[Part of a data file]
========================
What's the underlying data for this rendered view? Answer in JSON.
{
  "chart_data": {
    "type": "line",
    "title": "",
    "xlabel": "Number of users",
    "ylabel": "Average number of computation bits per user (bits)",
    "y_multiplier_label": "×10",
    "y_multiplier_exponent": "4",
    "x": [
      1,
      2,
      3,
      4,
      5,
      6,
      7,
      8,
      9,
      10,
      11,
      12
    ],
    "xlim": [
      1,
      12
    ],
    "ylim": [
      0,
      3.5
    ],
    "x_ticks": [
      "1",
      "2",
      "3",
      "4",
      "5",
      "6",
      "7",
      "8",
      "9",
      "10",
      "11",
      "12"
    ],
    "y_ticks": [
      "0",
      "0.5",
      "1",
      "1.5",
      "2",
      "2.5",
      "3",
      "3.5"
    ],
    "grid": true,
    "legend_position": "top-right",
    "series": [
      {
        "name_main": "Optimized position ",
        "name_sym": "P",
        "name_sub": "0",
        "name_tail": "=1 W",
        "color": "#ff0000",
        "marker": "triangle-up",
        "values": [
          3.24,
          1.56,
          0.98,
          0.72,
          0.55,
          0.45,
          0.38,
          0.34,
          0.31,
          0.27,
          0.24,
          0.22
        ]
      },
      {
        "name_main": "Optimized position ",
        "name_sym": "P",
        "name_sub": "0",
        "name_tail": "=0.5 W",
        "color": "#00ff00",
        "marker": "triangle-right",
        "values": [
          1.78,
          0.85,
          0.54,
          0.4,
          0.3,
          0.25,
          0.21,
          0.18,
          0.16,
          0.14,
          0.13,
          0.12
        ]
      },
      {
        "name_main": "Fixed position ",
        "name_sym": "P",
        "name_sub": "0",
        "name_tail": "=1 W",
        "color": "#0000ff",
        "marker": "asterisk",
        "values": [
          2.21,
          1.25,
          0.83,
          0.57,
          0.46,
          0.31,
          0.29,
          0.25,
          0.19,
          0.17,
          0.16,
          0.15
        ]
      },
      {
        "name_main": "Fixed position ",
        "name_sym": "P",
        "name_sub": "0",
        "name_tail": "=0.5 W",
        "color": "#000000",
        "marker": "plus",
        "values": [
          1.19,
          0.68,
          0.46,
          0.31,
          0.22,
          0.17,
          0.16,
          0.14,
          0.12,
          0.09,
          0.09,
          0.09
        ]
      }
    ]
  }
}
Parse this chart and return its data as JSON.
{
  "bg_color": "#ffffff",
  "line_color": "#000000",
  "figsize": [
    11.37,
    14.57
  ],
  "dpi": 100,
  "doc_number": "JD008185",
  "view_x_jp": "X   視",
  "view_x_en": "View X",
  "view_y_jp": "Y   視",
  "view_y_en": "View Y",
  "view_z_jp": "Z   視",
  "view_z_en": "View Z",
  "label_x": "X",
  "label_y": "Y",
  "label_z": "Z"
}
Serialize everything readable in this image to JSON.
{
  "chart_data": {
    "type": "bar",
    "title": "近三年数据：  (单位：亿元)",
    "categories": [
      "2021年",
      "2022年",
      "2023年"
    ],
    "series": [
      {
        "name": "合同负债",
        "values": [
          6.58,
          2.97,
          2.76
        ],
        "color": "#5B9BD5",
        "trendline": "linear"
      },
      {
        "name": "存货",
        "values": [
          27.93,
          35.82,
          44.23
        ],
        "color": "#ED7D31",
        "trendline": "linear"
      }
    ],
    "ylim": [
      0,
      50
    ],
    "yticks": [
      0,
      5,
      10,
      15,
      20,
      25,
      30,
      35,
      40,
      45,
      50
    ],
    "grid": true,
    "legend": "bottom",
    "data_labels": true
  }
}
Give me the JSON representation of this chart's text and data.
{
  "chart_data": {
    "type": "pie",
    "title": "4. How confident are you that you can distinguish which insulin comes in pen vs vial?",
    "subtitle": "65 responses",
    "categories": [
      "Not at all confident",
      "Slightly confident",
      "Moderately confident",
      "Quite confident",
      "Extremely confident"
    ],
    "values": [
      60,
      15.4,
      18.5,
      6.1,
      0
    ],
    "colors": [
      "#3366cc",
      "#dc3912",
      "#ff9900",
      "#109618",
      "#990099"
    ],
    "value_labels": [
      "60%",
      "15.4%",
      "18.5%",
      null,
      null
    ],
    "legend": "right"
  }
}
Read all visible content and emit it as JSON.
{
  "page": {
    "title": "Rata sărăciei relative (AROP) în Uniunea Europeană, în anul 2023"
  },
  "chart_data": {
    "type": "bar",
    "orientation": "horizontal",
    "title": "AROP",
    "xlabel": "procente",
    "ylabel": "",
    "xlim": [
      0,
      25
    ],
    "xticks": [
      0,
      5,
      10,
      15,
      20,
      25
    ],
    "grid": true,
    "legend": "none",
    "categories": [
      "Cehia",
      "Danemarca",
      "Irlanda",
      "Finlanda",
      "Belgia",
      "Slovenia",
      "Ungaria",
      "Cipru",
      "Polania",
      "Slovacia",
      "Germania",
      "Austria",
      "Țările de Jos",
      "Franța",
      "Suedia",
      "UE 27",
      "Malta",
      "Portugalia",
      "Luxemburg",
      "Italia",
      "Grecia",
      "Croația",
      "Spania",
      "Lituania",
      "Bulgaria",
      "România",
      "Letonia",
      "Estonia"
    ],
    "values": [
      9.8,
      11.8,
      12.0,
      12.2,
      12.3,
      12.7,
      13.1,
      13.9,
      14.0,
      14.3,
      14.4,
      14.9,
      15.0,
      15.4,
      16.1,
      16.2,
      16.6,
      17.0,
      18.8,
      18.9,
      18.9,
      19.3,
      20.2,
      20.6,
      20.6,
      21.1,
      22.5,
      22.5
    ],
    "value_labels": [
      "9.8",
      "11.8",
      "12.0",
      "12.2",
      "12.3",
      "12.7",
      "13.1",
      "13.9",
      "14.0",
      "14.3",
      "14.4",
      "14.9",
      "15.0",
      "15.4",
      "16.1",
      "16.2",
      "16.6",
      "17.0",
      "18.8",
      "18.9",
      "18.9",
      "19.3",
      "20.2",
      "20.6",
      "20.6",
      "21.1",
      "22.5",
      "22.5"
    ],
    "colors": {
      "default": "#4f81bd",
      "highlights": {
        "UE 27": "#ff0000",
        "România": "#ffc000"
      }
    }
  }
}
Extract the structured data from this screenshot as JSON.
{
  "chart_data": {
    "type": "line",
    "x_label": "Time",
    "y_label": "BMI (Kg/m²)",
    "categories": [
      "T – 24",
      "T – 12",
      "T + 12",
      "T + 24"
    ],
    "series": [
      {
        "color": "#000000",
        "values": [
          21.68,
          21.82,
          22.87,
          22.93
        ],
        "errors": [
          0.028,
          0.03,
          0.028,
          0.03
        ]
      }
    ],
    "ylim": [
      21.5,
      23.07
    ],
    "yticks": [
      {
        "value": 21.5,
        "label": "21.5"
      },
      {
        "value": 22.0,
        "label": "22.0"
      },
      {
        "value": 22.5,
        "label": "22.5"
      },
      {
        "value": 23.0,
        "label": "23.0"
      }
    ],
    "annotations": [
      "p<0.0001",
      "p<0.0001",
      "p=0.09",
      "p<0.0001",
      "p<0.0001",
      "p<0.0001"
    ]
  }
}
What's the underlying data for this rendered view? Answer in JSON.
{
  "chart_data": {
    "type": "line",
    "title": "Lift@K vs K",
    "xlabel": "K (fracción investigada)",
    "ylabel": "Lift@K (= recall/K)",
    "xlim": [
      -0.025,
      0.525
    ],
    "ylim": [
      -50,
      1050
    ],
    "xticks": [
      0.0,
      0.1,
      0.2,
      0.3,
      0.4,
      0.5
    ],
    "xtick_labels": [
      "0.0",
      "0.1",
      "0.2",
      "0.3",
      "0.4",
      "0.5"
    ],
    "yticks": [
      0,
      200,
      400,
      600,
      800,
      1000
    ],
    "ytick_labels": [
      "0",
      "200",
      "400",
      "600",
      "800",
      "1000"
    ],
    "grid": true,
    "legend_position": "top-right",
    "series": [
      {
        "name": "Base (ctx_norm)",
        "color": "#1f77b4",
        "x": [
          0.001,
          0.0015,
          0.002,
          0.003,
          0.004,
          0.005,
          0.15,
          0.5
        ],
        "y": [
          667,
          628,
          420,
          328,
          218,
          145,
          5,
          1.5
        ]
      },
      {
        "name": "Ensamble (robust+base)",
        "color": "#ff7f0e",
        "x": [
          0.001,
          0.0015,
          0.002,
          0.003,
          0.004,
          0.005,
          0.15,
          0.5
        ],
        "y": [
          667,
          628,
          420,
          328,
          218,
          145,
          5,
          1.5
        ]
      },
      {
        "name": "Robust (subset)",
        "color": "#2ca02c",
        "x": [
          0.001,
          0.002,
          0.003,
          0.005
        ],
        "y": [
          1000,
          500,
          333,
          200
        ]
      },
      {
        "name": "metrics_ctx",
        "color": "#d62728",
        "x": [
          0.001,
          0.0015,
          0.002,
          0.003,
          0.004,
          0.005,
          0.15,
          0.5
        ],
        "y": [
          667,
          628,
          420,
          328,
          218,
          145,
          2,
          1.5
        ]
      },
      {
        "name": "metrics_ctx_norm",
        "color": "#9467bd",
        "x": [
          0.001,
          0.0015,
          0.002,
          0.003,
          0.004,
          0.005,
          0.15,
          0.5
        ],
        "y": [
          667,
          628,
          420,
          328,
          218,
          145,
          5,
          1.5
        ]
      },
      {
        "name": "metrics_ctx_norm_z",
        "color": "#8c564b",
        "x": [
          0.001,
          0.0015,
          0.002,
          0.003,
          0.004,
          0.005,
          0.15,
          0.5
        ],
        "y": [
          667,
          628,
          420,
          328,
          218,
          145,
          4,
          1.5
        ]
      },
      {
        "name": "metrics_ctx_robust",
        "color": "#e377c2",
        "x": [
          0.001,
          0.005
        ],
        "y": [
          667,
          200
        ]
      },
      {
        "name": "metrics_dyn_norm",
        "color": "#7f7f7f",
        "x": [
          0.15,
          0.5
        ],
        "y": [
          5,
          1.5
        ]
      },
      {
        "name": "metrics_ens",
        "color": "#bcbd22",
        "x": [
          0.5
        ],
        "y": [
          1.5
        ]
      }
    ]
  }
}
========================
**THE PROBLEM**
Of the lines in the data, how many hold the string "triangle"? State the number, nothing else.

**RESULT BELOW**
2